*EXCERPTED PASSAGE*

Supreme Court invokes rule of law

John Adams, second president, popularized the words enshrined in the Massachusetts Constitution: “A government of laws not men.” G.W. Bush, 43rd president, reversed that truism to the great detriment of the American people.
A perfect example of that reversal is found in the arrogant attitude of Vice President Cheney. He was being interviewed by Martha Raddatz of ABC. She noted that two-thirds of the American people thought that the war in Iraq was not worth fighting.
“So?” Cheney asked.
“So? You don’t care what the American people think?”
“No.”
Cheney doesn’t care but the Supreme Court does. Three times since 2004 it has rebuked the lawless Bush administration with ringing declarations that this is a nation of laws not men.
The latest decision, Boumediene v. Bush, declared that prisoners held at Guantánamo have a constitutional right to challenge their detention in U.S. courts.
Habeas corpus, the Great Writ, still rules despite the efforts of Bush to quash it.
The roots of habeas corpus go back nine centuries to England. Its rudiments can be found in the Magna Carta of 1215 when barons at Runnymede forced King John to yield some of his arbitrary power. Habeas corpus was codified by Parliament in 1679.
In America, habeas corpus has been considered legally holy. It has been called “the most important human right in the Constitution.” Chief Justice Chase declared in a 1868 ruling that habeas was “the best and only sufficient defense of personal freedom.”
In a 1963 case, Justice Brennan was absolutely ecstatic about the writ. He wrote:
“Its history is inextricably intertwined with the growth of fundamental rights of personal liberty. For its function has been to provide a prompt and efficacious remedy for whatever society deems to be intolerable restraints. Its root principle is that in a civilized society government must always be accountable to the judiciary for a man’s imprisonment.”
Justice Kennedy, who wrote the majority opinion in Boumediene, said that liberty and security must be reconciled “within the framework of the law,” that President Bush cannot “switch the Constitution on or off at will.” He added:
“Within the Constitution’s separation of powers few exercises of judicial power are as legitimate or as necessary as the responsibility to hear challenges to the authority of the executive to imprison a person.”
Many of the 270 Guantánamo prisoners have been held for six years without charges. Geoffrey Stone, University of Chicago law professor, said Bush “has made extreme claims that are lawfully and constitutionally unfounded.”
But to dissenting Chief Justice Roberts, the Great Writ is nothing more than “a procedural right.”

*DATASET*
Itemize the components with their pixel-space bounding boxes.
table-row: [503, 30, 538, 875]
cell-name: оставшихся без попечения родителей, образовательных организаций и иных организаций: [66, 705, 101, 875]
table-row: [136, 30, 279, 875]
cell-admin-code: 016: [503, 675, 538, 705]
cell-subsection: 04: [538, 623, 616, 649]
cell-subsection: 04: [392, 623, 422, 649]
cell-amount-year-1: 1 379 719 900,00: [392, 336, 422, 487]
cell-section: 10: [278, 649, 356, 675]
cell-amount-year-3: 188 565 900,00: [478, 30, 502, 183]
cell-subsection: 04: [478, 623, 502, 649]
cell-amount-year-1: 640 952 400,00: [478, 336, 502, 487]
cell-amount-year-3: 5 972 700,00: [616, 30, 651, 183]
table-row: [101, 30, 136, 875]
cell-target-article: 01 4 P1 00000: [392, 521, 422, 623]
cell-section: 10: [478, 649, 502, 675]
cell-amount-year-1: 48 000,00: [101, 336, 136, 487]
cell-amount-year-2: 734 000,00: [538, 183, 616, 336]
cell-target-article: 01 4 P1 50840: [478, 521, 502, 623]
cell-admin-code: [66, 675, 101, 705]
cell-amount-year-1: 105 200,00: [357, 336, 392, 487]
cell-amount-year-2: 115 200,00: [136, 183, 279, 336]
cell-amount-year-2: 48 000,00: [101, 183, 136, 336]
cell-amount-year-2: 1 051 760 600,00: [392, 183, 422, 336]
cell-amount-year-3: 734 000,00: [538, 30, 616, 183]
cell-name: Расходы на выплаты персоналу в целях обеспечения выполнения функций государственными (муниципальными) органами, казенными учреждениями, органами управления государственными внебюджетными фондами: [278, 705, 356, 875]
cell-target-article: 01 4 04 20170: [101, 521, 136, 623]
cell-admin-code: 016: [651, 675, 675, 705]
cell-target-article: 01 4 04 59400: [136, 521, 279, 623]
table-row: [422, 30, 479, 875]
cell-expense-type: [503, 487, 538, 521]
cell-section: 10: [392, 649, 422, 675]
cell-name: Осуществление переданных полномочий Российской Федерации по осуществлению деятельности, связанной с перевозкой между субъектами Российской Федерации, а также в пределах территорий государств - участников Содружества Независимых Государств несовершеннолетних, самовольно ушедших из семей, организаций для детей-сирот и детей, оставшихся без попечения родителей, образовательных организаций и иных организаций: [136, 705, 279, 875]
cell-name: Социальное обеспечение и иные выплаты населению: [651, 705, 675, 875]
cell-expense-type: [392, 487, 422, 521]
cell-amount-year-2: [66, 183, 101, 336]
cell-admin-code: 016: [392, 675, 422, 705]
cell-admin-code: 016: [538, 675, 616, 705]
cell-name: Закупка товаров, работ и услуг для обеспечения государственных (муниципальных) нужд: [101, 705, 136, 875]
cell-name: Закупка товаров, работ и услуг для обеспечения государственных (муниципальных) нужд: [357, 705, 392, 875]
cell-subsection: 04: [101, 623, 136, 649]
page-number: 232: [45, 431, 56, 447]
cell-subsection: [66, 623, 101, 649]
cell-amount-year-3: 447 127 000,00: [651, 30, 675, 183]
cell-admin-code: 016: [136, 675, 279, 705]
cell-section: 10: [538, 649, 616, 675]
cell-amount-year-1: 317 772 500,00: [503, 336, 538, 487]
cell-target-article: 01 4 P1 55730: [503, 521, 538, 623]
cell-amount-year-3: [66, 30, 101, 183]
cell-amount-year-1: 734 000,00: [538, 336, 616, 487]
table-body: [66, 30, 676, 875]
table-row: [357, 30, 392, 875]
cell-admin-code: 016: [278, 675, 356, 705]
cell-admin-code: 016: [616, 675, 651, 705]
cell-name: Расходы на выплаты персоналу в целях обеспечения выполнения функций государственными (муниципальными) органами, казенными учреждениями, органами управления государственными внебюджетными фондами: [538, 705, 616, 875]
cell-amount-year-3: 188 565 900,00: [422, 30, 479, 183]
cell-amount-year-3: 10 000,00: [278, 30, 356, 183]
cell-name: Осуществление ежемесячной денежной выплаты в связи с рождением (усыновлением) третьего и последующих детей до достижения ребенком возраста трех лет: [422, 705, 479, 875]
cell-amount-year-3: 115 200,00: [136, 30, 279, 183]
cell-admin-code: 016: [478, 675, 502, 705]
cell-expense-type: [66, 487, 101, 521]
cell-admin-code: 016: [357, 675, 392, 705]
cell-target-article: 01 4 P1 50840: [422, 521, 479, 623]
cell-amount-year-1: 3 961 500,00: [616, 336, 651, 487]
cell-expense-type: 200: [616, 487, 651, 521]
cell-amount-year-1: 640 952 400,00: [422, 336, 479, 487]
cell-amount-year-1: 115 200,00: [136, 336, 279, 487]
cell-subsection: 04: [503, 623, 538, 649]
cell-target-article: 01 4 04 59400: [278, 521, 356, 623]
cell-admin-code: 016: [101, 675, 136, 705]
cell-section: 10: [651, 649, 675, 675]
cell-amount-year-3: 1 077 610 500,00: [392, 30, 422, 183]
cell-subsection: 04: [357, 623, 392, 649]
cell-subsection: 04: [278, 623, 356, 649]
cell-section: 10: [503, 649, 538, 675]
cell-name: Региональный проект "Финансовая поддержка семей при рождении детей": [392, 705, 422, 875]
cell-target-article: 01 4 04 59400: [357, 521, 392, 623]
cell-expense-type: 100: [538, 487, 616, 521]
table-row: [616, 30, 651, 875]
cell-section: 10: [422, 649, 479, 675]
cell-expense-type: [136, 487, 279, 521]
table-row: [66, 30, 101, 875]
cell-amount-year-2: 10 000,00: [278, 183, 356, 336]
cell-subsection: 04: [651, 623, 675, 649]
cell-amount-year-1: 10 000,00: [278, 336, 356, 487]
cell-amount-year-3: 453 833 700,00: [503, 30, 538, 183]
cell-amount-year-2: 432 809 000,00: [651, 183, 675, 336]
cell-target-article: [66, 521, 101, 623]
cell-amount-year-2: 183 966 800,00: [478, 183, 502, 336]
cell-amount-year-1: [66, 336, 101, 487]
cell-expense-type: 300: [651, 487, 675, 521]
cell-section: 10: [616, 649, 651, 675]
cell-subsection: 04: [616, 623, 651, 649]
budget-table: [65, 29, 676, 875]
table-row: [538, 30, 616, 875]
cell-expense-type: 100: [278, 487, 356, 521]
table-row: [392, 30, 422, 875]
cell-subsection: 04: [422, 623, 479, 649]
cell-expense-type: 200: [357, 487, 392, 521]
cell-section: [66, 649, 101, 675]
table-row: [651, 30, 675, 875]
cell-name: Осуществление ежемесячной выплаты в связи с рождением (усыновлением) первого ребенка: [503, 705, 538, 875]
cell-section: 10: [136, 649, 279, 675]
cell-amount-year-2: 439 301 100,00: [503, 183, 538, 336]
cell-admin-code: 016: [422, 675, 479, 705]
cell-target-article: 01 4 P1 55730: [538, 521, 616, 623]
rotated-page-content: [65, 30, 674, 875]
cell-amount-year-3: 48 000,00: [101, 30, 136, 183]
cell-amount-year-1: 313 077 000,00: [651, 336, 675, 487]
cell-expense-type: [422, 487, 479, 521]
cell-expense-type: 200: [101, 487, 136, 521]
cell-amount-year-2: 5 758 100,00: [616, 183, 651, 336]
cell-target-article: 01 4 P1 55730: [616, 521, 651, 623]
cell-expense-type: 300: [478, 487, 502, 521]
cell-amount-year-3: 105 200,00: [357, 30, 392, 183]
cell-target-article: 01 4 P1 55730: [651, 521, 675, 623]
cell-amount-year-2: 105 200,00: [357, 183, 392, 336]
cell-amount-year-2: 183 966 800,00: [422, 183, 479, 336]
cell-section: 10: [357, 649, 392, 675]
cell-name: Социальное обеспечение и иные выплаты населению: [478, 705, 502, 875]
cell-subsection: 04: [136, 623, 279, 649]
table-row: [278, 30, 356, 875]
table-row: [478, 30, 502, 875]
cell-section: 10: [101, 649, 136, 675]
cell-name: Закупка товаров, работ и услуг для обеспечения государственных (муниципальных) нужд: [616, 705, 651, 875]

*PROBLEM*
Extend the commentary on habeas corpus and the Boumediene v. Bush ruling by writing what comes after its last sentence.

*OUTPUT OF THE TASK*
Another dissenter, the reactionary Justice Scalia, complained of the majority’s “inflated notion of judicial supremacy” and declared that the ruling “will almost certainly cause more Americans to be killed.” Scalia is the same despicable justice who told BBC in February that torture may sometimes be justified.
Scalia, a supposedly brilliant guy, speaks an infinite deal of nonsense. He concluded his dissent by declaring that “the court warps our Constitution” and that the nation “will live to regret” the decision.
Scalia is a sorry excuse for a justice on a court that once had giants like Brandeis, Holmes, Warren, Murphy, Black and Douglas.
A New York Times editorial praised the Boumediene decision and denounced the “imperial overreaching” of Bush. It noted:
“With the help of compliant Republicans and frightened Democrats in Congress, President Bush has denied the protections of justice, democracy and plain human decency to the hundreds of men that he decided to label ‘unlawful enemy combatants’ and throw into never-ending detention.”
Columnist Eugene Robinson, noting that Bush had put a “chainsaw to the rule of law,” wrote that he was amazed that there was anything to debate about “arbitrary arrest, indefinite detention and torture.”
Bush also put a chainsaw to the Constitution, international treaties and the military code of justice.
Few people know what it means to be a true American, to be a real patriot. It is not wearing a flag pin. It is not flying the flag.
No. It is words like these by Holmes dissenting in Olmstead (1928): “For my part I think it is less evil that some criminals should escape than that the government should play an ignoble part.”
Or those by Brandeis dissenting in Olmstead: “Our government is the potent, the omnipresent teacher…it teaches the whole people by its example. If the government becomes a lawbreaker, it breeds contempt for the law.”
Or these by Murphy dissenting in In Re Yamashita (1946): “The immutable rights of the individual…belong to every person on the world.”